Based on results from TRANSCEND NHL 001, Bristol-Myers Squibb expects to complete the submission of a Biologics License Application to the U.S. FDA by the end of the year.

Liso-cel is not approved for any use in any country.

About Diffuse Large B-cell Lymphoma

Diffuse large B-cell lymphoma (DLBCL) is the most common and aggressive NHL, accounting for three out of every five cases. Approximately one-third of patients with DLBCL relapse after receiving first-line treatment, and about 10% have refractory disease. Historically, median life expectancy for patients who relapse or are refractory to current standard of care treatments following multiple lines of therapy is approximately six months.

Bristol-Myers Squibb: Advancing Cancer Research

At Bristol-Myers Squibb, patients are at the center of everything we do. The goal of our cancer research is to increase quality, long-term survival and make cure a possibility. We harness our deep scientific experience, cutting-edge technologies and discovery platforms to discover, develop and deliver novel treatments for patients.

▸ Given entries
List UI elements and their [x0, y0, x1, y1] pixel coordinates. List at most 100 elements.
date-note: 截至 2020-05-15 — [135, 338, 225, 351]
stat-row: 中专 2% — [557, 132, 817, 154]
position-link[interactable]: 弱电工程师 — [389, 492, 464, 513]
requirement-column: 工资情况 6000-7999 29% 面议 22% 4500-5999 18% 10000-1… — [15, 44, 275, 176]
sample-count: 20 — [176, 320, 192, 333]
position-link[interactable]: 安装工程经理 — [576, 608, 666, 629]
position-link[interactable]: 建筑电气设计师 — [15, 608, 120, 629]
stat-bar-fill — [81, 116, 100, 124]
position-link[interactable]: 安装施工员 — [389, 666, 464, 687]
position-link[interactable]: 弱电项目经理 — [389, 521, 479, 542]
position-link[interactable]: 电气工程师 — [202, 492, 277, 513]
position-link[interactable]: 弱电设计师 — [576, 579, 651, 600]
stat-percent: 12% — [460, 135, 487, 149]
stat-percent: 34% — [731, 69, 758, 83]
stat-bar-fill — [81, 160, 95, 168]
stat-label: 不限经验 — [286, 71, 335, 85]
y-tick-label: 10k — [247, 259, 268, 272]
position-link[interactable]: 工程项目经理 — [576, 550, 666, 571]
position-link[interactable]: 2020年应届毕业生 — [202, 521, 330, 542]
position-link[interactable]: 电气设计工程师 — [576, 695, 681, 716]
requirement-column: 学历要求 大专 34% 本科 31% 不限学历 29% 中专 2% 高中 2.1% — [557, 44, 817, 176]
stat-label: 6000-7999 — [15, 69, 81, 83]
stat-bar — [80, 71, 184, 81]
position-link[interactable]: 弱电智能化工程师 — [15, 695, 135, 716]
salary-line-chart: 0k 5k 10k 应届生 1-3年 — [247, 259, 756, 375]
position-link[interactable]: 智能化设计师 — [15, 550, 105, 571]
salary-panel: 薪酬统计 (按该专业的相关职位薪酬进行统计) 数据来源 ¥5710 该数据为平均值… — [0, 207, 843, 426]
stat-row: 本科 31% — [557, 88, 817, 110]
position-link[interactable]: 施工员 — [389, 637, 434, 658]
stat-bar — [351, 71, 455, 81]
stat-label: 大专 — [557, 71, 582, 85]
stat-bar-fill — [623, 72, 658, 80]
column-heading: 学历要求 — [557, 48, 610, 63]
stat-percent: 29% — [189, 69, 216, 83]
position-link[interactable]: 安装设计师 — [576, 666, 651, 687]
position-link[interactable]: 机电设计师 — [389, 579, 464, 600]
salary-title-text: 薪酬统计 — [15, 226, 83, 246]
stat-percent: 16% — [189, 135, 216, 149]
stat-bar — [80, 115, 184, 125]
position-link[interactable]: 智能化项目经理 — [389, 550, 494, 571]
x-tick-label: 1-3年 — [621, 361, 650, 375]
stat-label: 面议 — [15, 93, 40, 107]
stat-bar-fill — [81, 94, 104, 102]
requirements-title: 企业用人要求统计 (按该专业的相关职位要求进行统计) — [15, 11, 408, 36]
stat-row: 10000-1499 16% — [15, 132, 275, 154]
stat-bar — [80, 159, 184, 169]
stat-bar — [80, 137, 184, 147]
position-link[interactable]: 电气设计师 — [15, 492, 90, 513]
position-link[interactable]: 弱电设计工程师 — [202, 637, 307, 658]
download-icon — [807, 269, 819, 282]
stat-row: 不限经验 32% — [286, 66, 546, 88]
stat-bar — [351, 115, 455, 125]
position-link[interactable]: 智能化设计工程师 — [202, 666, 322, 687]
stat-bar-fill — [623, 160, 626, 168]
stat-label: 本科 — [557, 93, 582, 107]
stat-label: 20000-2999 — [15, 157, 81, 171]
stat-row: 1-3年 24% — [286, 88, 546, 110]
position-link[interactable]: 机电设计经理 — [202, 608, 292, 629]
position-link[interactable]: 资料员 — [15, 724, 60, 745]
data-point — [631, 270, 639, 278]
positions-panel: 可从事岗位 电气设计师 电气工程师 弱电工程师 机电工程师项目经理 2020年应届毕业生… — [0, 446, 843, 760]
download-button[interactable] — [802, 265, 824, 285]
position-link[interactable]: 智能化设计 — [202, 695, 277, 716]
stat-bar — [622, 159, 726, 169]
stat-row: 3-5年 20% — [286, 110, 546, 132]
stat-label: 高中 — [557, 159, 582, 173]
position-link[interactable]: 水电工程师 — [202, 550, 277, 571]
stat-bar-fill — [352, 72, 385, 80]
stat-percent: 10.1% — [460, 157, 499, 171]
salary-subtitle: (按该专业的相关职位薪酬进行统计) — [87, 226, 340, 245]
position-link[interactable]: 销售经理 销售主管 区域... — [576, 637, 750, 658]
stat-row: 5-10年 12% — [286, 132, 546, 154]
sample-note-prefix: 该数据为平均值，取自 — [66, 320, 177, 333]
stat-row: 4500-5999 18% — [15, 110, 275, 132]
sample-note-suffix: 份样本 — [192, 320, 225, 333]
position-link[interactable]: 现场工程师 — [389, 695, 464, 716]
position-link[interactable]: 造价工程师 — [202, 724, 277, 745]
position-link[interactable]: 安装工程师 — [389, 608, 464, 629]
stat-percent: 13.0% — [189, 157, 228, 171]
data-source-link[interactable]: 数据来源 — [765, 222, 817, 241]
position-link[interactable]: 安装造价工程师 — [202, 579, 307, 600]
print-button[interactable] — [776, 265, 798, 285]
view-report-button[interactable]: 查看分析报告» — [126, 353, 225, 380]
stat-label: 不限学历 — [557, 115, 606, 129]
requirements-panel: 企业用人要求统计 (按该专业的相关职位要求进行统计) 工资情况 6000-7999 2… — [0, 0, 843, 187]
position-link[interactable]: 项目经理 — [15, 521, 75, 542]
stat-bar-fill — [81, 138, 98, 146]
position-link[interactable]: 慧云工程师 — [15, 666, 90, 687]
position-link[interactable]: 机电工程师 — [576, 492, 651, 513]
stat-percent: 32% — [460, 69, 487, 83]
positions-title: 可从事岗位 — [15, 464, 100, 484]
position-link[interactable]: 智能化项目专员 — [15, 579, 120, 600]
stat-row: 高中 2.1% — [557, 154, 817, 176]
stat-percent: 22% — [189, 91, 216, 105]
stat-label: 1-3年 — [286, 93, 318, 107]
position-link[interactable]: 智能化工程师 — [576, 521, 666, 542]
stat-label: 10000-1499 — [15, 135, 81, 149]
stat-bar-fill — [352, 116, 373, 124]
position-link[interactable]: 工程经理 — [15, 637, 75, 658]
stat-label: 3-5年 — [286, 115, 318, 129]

▸ What you will do
**a.** Write out the stretch of the lymphoma passage from "About Diffuse Large" through "approximately six months.".
**b.** According to the lymphoma passage, what share of NHL cases does diffuse large B-cell lymphoma account for?
Rely only on the lymphoma passage, not on the data.

▸ Outputs by task
**a.**
About Diffuse Large B-cell Lymphoma

Diffuse large B-cell lymphoma (DLBCL) is the most common and aggressive NHL, accounting for three out of every five cases. Approximately one-third of patients with DLBCL relapse after receiving first-line treatment, and about 10% have refractory disease. Historically, median life expectancy for patients who relapse or are refractory to current standard of care treatments following multiple lines of therapy is approximately six months.

**b.** Three out of every five cases.